Exercise requirements »
Extract from the listing each line in which the word "what" appears.

Dataset »
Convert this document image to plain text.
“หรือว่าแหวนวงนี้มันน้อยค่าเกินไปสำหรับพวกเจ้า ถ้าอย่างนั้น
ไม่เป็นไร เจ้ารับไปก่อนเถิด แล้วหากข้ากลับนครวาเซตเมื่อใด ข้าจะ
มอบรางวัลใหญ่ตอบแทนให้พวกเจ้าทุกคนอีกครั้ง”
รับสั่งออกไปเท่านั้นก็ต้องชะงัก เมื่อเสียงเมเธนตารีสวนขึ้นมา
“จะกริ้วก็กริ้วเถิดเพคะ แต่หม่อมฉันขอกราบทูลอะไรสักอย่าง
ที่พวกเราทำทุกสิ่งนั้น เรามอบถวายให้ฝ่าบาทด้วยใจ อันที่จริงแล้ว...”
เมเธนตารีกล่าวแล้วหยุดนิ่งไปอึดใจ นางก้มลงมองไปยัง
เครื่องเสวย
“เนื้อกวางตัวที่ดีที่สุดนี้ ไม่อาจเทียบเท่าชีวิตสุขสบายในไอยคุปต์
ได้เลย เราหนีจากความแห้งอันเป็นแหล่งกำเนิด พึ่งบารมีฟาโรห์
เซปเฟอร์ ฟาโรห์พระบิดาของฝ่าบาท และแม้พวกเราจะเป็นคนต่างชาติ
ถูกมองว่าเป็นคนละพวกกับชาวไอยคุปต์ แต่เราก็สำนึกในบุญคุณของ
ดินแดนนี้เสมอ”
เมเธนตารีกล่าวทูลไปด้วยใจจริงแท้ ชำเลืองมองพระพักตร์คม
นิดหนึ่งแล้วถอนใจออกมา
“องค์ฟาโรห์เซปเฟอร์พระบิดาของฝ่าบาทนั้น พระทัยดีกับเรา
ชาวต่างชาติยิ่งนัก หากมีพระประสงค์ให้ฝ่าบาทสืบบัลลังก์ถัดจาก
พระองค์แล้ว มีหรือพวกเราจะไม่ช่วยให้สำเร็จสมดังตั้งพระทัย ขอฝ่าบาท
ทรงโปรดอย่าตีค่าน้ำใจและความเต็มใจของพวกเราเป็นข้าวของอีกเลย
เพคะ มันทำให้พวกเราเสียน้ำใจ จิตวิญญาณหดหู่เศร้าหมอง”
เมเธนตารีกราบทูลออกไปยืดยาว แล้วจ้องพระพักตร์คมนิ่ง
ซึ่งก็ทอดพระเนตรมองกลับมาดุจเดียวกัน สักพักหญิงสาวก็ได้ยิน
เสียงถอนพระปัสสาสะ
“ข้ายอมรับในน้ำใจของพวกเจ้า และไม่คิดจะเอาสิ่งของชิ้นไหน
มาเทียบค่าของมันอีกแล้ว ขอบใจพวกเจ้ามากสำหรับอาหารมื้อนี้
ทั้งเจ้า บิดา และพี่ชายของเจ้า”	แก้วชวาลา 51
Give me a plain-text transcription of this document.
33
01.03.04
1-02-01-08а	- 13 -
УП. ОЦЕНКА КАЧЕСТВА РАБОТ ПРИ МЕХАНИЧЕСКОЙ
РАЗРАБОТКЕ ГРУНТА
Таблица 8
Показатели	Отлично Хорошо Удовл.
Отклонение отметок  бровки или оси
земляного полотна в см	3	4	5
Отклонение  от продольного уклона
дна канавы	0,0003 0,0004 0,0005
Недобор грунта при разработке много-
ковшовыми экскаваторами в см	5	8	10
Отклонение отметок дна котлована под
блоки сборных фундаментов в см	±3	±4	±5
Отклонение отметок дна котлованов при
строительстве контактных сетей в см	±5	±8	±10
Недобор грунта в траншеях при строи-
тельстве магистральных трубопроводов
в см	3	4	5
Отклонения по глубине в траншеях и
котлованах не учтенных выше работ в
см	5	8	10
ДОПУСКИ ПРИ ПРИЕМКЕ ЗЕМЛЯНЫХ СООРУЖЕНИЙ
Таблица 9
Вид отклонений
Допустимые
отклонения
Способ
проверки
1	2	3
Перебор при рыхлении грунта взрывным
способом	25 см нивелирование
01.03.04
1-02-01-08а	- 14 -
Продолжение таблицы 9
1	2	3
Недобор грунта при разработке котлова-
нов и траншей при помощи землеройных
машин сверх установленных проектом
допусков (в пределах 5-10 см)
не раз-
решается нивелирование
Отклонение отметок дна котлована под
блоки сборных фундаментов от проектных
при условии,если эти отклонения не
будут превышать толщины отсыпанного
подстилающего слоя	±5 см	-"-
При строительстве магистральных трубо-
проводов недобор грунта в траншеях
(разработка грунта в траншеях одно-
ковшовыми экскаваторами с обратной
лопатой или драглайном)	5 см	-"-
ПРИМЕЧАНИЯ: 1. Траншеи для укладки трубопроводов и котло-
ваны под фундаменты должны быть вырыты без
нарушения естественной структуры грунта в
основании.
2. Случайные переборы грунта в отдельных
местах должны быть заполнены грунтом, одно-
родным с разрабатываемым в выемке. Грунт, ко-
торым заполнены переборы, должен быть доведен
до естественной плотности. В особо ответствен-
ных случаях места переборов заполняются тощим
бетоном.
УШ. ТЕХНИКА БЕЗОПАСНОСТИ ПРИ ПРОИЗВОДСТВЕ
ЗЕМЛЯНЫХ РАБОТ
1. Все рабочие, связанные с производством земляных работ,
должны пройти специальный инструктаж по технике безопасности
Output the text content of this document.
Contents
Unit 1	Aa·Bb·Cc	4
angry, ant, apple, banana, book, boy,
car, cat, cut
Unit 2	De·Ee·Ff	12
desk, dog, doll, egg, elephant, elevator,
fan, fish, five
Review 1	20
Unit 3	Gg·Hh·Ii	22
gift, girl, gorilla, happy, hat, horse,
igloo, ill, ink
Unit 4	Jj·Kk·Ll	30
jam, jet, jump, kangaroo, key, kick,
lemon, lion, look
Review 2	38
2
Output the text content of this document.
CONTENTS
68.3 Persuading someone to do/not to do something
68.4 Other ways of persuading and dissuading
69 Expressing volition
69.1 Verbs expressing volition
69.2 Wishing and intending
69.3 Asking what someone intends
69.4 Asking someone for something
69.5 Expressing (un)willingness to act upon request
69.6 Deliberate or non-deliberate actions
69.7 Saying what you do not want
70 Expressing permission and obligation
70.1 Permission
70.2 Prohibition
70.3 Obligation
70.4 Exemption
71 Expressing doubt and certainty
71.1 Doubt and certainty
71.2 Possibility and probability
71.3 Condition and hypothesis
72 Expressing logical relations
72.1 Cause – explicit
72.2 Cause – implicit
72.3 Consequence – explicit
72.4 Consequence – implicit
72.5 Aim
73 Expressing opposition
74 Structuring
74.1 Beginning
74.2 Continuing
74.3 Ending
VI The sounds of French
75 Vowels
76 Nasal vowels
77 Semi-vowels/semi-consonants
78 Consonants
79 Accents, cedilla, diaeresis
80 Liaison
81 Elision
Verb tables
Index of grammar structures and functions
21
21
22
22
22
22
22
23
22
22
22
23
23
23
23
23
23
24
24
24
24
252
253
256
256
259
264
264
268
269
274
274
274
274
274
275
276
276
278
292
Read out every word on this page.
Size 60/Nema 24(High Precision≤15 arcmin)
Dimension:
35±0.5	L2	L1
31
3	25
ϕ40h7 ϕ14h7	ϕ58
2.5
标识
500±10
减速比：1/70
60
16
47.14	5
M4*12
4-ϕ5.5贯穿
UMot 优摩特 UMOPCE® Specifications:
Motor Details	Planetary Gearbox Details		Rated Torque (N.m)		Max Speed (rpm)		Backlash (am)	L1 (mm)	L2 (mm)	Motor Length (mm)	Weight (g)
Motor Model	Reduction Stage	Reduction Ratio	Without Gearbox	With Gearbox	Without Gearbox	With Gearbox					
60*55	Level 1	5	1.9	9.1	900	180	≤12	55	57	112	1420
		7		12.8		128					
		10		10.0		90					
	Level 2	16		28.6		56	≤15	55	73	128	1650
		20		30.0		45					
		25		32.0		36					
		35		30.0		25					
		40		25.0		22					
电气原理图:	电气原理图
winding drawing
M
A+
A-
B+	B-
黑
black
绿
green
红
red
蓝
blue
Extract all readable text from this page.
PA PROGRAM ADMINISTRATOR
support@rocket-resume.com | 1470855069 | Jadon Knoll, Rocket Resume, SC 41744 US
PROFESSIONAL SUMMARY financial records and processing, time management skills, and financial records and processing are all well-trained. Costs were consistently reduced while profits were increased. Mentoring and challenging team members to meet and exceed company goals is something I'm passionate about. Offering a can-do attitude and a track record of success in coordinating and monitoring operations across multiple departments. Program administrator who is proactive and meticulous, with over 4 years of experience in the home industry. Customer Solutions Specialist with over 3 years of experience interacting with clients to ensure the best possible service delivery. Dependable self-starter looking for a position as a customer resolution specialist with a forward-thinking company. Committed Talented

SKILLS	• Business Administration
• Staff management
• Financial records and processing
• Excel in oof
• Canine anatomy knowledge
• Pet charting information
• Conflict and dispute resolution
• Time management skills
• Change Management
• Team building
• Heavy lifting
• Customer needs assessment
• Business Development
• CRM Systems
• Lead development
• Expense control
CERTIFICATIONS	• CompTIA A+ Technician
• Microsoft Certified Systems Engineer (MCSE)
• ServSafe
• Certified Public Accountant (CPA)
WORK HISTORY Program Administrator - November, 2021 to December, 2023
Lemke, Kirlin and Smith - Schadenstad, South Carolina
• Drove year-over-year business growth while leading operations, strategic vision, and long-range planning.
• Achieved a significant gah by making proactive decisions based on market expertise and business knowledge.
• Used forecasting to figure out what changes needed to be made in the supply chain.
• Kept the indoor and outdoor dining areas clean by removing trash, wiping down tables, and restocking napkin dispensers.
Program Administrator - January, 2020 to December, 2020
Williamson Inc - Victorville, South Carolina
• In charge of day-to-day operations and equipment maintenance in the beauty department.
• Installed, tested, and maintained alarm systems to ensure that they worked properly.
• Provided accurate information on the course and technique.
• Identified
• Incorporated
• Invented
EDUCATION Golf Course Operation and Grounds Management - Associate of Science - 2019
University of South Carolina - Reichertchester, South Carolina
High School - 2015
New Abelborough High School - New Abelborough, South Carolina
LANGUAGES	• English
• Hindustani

Task answer »
69.3 Asking what someone intends
69.7 Saying what you do not want
• Used forecasting to figure out what changes needed to be made in the supply chain.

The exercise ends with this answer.